>> Start SUPPLIED MATERIAL

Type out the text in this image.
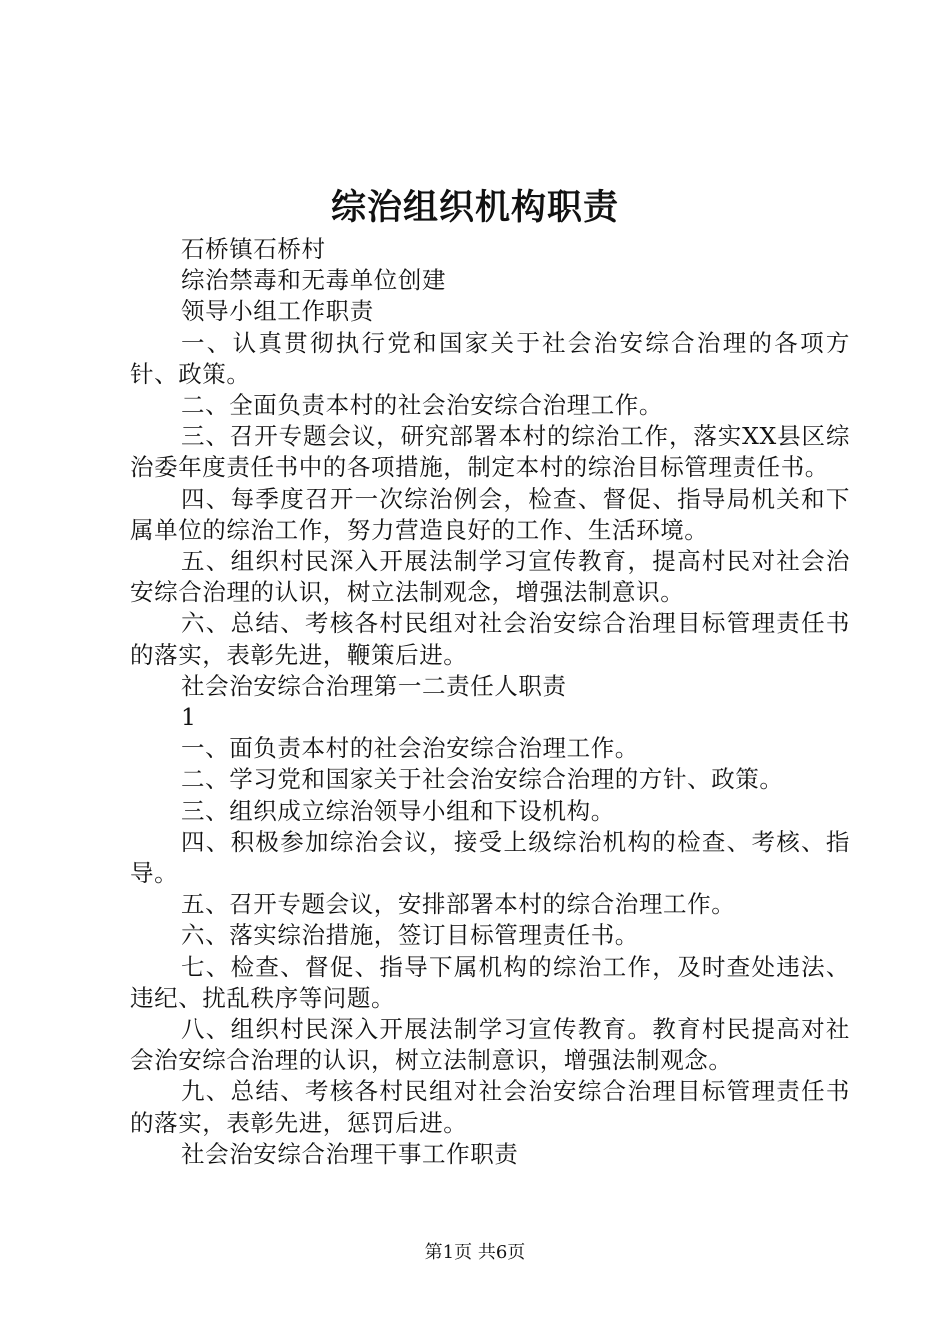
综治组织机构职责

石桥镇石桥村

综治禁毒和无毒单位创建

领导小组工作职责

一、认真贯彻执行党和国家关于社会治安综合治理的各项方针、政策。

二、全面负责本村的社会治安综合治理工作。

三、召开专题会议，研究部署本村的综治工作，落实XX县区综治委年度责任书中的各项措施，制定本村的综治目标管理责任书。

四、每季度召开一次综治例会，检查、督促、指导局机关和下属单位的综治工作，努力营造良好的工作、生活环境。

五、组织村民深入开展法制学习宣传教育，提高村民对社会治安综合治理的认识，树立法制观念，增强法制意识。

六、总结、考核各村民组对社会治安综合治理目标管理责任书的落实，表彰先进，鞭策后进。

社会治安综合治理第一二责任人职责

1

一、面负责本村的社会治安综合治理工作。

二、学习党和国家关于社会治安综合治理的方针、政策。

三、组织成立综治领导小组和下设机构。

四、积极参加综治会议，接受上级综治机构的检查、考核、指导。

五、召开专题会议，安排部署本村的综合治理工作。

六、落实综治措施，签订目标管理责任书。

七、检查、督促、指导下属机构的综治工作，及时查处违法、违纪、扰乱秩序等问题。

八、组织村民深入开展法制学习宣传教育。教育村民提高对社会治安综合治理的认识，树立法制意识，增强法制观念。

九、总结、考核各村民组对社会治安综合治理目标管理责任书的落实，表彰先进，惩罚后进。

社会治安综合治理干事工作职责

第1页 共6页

>> End SUPPLIED MATERIAL

> [WORK TO COMPLETE]:
In the records shown above, how many lines include the word "召开专题会议"? Answer with the number only.

> [REPLY]:
2